+++ Given data

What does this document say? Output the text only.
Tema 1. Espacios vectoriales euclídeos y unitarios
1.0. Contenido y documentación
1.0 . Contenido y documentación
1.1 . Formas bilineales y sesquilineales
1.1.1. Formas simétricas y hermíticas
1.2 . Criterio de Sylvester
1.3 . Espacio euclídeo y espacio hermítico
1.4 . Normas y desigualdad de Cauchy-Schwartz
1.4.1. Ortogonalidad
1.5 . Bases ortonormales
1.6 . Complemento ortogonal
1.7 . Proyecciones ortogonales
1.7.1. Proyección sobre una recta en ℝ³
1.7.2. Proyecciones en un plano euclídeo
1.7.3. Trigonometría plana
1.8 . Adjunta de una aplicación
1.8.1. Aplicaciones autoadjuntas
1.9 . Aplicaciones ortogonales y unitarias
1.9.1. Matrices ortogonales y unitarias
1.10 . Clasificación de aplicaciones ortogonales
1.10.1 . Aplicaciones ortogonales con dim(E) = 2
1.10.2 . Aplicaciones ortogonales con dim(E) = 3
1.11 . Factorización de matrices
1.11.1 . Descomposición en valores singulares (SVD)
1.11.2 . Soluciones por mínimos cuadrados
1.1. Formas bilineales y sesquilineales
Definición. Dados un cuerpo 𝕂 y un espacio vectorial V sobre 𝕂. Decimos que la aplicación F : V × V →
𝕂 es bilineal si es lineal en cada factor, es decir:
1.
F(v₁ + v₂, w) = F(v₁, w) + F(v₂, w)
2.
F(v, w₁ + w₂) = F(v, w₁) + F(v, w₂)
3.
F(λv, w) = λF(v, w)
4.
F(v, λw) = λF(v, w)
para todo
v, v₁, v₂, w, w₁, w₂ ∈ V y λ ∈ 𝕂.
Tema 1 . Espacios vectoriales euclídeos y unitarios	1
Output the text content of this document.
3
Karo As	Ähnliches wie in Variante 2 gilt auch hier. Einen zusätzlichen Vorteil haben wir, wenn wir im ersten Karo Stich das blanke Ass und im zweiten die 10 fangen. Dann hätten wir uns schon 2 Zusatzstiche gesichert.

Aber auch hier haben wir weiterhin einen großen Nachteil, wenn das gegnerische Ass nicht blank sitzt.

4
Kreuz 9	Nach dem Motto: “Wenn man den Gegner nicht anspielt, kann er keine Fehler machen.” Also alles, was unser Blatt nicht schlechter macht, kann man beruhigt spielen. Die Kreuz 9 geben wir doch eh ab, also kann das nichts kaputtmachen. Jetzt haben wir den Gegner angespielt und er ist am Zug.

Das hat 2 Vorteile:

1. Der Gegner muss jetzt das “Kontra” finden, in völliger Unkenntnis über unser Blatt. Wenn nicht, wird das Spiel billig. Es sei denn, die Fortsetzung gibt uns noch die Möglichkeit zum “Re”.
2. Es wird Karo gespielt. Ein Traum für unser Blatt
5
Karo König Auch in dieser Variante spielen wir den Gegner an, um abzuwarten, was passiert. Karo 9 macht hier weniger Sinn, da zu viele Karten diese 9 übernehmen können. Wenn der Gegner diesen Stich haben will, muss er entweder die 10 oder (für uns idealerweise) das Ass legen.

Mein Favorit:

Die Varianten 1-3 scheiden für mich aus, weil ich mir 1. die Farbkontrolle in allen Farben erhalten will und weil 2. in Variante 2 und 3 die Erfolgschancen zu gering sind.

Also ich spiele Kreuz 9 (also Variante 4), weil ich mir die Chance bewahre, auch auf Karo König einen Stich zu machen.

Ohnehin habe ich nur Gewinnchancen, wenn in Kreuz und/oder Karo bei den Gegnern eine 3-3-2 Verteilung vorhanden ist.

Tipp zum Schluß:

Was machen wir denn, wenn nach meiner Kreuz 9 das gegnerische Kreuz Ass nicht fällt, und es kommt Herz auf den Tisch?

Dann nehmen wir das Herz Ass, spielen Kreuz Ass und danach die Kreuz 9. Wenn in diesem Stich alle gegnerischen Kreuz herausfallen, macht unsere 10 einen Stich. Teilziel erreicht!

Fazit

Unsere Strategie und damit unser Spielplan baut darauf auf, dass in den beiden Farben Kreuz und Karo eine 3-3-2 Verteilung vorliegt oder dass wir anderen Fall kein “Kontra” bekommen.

++++++

**Given instruction:** Your task is to output exactly the lines running from the one with "Output the text content of this document." through the final line of the material above, with both ends included.

**The reply:**
Output the text content of this document.
3
Karo As	Ähnliches wie in Variante 2 gilt auch hier. Einen zusätzlichen Vorteil haben wir, wenn wir im ersten Karo Stich das blanke Ass und im zweiten die 10 fangen. Dann hätten wir uns schon 2 Zusatzstiche gesichert.

Aber auch hier haben wir weiterhin einen großen Nachteil, wenn das gegnerische Ass nicht blank sitzt.

4
Kreuz 9	Nach dem Motto: “Wenn man den Gegner nicht anspielt, kann er keine Fehler machen.” Also alles, was unser Blatt nicht schlechter macht, kann man beruhigt spielen. Die Kreuz 9 geben wir doch eh ab, also kann das nichts kaputtmachen. Jetzt haben wir den Gegner angespielt und er ist am Zug.

Das hat 2 Vorteile:

1. Der Gegner muss jetzt das “Kontra” finden, in völliger Unkenntnis über unser Blatt. Wenn nicht, wird das Spiel billig. Es sei denn, die Fortsetzung gibt uns noch die Möglichkeit zum “Re”.
2. Es wird Karo gespielt. Ein Traum für unser Blatt
5
Karo König Auch in dieser Variante spielen wir den Gegner an, um abzuwarten, was passiert. Karo 9 macht hier weniger Sinn, da zu viele Karten diese 9 übernehmen können. Wenn der Gegner diesen Stich haben will, muss er entweder die 10 oder (für uns idealerweise) das Ass legen.

Mein Favorit:

Die Varianten 1-3 scheiden für mich aus, weil ich mir 1. die Farbkontrolle in allen Farben erhalten will und weil 2. in Variante 2 und 3 die Erfolgschancen zu gering sind.

Also ich spiele Kreuz 9 (also Variante 4), weil ich mir die Chance bewahre, auch auf Karo König einen Stich zu machen.

Ohnehin habe ich nur Gewinnchancen, wenn in Kreuz und/oder Karo bei den Gegnern eine 3-3-2 Verteilung vorhanden ist.

Tipp zum Schluß:

Was machen wir denn, wenn nach meiner Kreuz 9 das gegnerische Kreuz Ass nicht fällt, und es kommt Herz auf den Tisch?

Dann nehmen wir das Herz Ass, spielen Kreuz Ass und danach die Kreuz 9. Wenn in diesem Stich alle gegnerischen Kreuz herausfallen, macht unsere 10 einen Stich. Teilziel erreicht!

Fazit

Unsere Strategie und damit unser Spielplan baut darauf auf, dass in den beiden Farben Kreuz und Karo eine 3-3-2 Verteilung vorliegt oder dass wir anderen Fall kein “Kontra” bekommen.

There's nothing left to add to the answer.